### Exercise task:
Return the records in full, exactly as given.

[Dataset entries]

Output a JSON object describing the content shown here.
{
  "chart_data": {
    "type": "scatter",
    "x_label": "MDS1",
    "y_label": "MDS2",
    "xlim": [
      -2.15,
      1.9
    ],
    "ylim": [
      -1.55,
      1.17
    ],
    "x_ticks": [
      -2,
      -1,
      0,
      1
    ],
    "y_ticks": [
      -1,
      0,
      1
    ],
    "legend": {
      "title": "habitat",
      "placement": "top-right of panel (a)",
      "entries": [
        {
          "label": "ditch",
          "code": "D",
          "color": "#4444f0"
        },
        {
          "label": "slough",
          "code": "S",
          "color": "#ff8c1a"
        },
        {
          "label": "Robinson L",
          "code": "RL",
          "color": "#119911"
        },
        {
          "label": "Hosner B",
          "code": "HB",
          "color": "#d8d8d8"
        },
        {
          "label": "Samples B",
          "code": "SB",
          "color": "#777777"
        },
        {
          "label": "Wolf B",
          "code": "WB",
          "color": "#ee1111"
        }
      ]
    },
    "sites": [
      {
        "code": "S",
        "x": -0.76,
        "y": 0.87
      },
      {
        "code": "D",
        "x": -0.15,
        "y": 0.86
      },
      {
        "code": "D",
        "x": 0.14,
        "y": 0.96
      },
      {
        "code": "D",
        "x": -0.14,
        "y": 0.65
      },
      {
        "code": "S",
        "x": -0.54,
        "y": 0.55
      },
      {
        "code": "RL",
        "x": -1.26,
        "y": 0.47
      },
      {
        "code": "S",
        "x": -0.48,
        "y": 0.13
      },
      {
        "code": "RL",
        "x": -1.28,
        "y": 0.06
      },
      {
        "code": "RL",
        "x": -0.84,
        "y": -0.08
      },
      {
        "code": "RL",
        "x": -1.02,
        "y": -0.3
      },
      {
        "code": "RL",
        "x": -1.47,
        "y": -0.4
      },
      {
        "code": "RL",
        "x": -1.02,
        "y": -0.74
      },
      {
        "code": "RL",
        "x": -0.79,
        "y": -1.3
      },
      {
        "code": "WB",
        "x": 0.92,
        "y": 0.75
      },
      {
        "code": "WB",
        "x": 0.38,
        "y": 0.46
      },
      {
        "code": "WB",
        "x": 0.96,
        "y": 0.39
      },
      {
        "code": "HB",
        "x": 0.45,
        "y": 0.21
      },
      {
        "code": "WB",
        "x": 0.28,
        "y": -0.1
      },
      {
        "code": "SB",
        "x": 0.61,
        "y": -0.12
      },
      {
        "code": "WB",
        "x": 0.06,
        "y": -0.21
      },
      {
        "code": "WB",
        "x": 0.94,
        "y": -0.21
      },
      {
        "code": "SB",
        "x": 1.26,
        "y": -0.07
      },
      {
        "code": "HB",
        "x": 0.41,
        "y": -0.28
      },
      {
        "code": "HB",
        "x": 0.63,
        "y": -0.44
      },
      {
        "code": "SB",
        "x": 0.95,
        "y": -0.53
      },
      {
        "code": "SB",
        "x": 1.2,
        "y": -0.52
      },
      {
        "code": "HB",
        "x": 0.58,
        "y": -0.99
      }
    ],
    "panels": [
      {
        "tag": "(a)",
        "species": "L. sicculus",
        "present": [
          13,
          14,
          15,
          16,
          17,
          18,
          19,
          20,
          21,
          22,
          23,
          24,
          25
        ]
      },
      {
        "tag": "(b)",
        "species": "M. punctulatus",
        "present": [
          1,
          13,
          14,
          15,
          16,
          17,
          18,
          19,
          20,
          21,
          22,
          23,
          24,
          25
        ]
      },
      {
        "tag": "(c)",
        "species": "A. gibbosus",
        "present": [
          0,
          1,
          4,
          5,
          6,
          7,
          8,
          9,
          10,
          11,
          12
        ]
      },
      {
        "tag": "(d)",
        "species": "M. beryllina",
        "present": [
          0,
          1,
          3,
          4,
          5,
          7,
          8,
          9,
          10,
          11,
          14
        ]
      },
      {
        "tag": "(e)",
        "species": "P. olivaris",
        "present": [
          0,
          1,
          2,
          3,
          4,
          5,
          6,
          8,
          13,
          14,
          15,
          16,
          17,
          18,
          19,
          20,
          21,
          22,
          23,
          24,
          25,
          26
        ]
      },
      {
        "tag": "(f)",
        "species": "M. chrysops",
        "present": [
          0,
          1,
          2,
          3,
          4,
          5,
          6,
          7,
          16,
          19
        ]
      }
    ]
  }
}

### Result of the exercise:
Output a JSON object describing the content shown here.
{
  "chart_data": {
    "type": "scatter",
    "x_label": "MDS1",
    "y_label": "MDS2",
    "xlim": [
      -2.15,
      1.9
    ],
    "ylim": [
      -1.55,
      1.17
    ],
    "x_ticks": [
      -2,
      -1,
      0,
      1
    ],
    "y_ticks": [
      -1,
      0,
      1
    ],
    "legend": {
      "title": "habitat",
      "placement": "top-right of panel (a)",
      "entries": [
        {
          "label": "ditch",
          "code": "D",
          "color": "#4444f0"
        },
        {
          "label": "slough",
          "code": "S",
          "color": "#ff8c1a"
        },
        {
          "label": "Robinson L",
          "code": "RL",
          "color": "#119911"
        },
        {
          "label": "Hosner B",
          "code": "HB",
          "color": "#d8d8d8"
        },
        {
          "label": "Samples B",
          "code": "SB",
          "color": "#777777"
        },
        {
          "label": "Wolf B",
          "code": "WB",
          "color": "#ee1111"
        }
      ]
    },
    "sites": [
      {
        "code": "S",
        "x": -0.76,
        "y": 0.87
      },
      {
        "code": "D",
        "x": -0.15,
        "y": 0.86
      },
      {
        "code": "D",
        "x": 0.14,
        "y": 0.96
      },
      {
        "code": "D",
        "x": -0.14,
        "y": 0.65
      },
      {
        "code": "S",
        "x": -0.54,
        "y": 0.55
      },
      {
        "code": "RL",
        "x": -1.26,
        "y": 0.47
      },
      {
        "code": "S",
        "x": -0.48,
        "y": 0.13
      },
      {
        "code": "RL",
        "x": -1.28,
        "y": 0.06
      },
      {
        "code": "RL",
        "x": -0.84,
        "y": -0.08
      },
      {
        "code": "RL",
        "x": -1.02,
        "y": -0.3
      },
      {
        "code": "RL",
        "x": -1.47,
        "y": -0.4
      },
      {
        "code": "RL",
        "x": -1.02,
        "y": -0.74
      },
      {
        "code": "RL",
        "x": -0.79,
        "y": -1.3
      },
      {
        "code": "WB",
        "x": 0.92,
        "y": 0.75
      },
      {
        "code": "WB",
        "x": 0.38,
        "y": 0.46
      },
      {
        "code": "WB",
        "x": 0.96,
        "y": 0.39
      },
      {
        "code": "HB",
        "x": 0.45,
        "y": 0.21
      },
      {
        "code": "WB",
        "x": 0.28,
        "y": -0.1
      },
      {
        "code": "SB",
        "x": 0.61,
        "y": -0.12
      },
      {
        "code": "WB",
        "x": 0.06,
        "y": -0.21
      },
      {
        "code": "WB",
        "x": 0.94,
        "y": -0.21
      },
      {
        "code": "SB",
        "x": 1.26,
        "y": -0.07
      },
      {
        "code": "HB",
        "x": 0.41,
        "y": -0.28
      },
      {
        "code": "HB",
        "x": 0.63,
        "y": -0.44
      },
      {
        "code": "SB",
        "x": 0.95,
        "y": -0.53
      },
      {
        "code": "SB",
        "x": 1.2,
        "y": -0.52
      },
      {
        "code": "HB",
        "x": 0.58,
        "y": -0.99
      }
    ],
    "panels": [
      {
        "tag": "(a)",
        "species": "L. sicculus",
        "present": [
          13,
          14,
          15,
          16,
          17,
          18,
          19,
          20,
          21,
          22,
          23,
          24,
          25
        ]
      },
      {
        "tag": "(b)",
        "species": "M. punctulatus",
        "present": [
          1,
          13,
          14,
          15,
          16,
          17,
          18,
          19,
          20,
          21,
          22,
          23,
          24,
          25
        ]
      },
      {
        "tag": "(c)",
        "species": "A. gibbosus",
        "present": [
          0,
          1,
          4,
          5,
          6,
          7,
          8,
          9,
          10,
          11,
          12
        ]
      },
      {
        "tag": "(d)",
        "species": "M. beryllina",
        "present": [
          0,
          1,
          3,
          4,
          5,
          7,
          8,
          9,
          10,
          11,
          14
        ]
      },
      {
        "tag": "(e)",
        "species": "P. olivaris",
        "present": [
          0,
          1,
          2,
          3,
          4,
          5,
          6,
          8,
          13,
          14,
          15,
          16,
          17,
          18,
          19,
          20,
          21,
          22,
          23,
          24,
          25,
          26
        ]
      },
      {
        "tag": "(f)",
        "species": "M. chrysops",
        "present": [
          0,
          1,
          2,
          3,
          4,
          5,
          6,
          7,
          16,
          19
        ]
      }
    ]
  }
}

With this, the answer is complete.